◆ TASK GOAL: Output all lines exactly.

◆ Saved data entries:
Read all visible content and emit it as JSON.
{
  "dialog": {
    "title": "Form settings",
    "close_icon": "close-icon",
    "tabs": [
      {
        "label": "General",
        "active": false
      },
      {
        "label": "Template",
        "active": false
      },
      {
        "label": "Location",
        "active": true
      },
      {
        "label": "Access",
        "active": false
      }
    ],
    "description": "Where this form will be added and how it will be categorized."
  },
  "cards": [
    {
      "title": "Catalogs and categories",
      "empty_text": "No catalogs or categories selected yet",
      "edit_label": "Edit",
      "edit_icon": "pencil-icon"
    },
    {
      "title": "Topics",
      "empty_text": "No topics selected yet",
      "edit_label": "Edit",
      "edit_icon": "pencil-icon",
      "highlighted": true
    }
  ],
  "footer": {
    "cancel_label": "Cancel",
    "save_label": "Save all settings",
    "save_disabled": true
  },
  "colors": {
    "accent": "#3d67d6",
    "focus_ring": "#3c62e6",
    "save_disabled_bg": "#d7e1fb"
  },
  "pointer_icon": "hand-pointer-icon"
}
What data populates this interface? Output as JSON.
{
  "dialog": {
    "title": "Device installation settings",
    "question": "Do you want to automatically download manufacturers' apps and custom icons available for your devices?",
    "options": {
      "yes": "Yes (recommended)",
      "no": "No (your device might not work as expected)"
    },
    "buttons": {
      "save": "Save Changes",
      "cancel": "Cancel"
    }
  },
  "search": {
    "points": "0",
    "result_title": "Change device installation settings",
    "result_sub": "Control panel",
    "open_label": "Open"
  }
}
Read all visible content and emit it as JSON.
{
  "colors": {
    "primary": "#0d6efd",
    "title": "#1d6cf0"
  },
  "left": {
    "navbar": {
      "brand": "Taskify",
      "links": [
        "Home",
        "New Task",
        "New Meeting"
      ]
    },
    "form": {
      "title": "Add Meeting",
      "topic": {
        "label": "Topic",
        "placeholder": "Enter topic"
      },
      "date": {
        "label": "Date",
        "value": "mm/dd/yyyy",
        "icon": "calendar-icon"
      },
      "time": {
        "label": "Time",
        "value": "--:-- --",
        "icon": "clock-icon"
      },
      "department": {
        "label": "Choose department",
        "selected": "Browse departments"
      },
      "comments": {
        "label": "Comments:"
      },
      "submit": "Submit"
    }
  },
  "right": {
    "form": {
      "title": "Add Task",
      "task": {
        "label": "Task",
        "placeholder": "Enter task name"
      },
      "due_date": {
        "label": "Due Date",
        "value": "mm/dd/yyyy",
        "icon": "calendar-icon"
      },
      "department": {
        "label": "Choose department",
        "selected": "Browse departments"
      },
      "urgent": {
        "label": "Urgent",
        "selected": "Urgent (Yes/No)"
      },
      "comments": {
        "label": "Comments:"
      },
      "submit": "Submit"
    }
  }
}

◆ FULL ANSWER:
Read all visible content and emit it as JSON.
{
  "dialog": {
    "title": "Form settings",
    "close_icon": "close-icon",
    "tabs": [
      {
        "label": "General",
        "active": false
      },
      {
        "label": "Template",
        "active": false
      },
      {
        "label": "Location",
        "active": true
      },
      {
        "label": "Access",
        "active": false
      }
    ],
    "description": "Where this form will be added and how it will be categorized."
  },
  "cards": [
    {
      "title": "Catalogs and categories",
      "empty_text": "No catalogs or categories selected yet",
      "edit_label": "Edit",
      "edit_icon": "pencil-icon"
    },
    {
      "title": "Topics",
      "empty_text": "No topics selected yet",
      "edit_label": "Edit",
      "edit_icon": "pencil-icon",
      "highlighted": true
    }
  ],
  "footer": {
    "cancel_label": "Cancel",
    "save_label": "Save all settings",
    "save_disabled": true
  },
  "colors": {
    "accent": "#3d67d6",
    "focus_ring": "#3c62e6",
    "save_disabled_bg": "#d7e1fb"
  },
  "pointer_icon": "hand-pointer-icon"
}
What data populates this interface? Output as JSON.
{
  "dialog": {
    "title": "Device installation settings",
    "question": "Do you want to automatically download manufacturers' apps and custom icons available for your devices?",
    "options": {
      "yes": "Yes (recommended)",
      "no": "No (your device might not work as expected)"
    },
    "buttons": {
      "save": "Save Changes",
      "cancel": "Cancel"
    }
  },
  "search": {
    "points": "0",
    "result_title": "Change device installation settings",
    "result_sub": "Control panel",
    "open_label": "Open"
  }
}
Read all visible content and emit it as JSON.
{
  "colors": {
    "primary": "#0d6efd",
    "title": "#1d6cf0"
  },
  "left": {
    "navbar": {
      "brand": "Taskify",
      "links": [
        "Home",
        "New Task",
        "New Meeting"
      ]
    },
    "form": {
      "title": "Add Meeting",
      "topic": {
        "label": "Topic",
        "placeholder": "Enter topic"
      },
      "date": {
        "label": "Date",
        "value": "mm/dd/yyyy",
        "icon": "calendar-icon"
      },
      "time": {
        "label": "Time",
        "value": "--:-- --",
        "icon": "clock-icon"
      },
      "department": {
        "label": "Choose department",
        "selected": "Browse departments"
      },
      "comments": {
        "label": "Comments:"
      },
      "submit": "Submit"
    }
  },
  "right": {
    "form": {
      "title": "Add Task",
      "task": {
        "label": "Task",
        "placeholder": "Enter task name"
      },
      "due_date": {
        "label": "Due Date",
        "value": "mm/dd/yyyy",
        "icon": "calendar-icon"
      },
      "department": {
        "label": "Choose department",
        "selected": "Browse departments"
      },
      "urgent": {
        "label": "Urgent",
        "selected": "Urgent (Yes/No)"
      },
      "comments": {
        "label": "Comments:"
      },
      "submit": "Submit"
    }
  }
}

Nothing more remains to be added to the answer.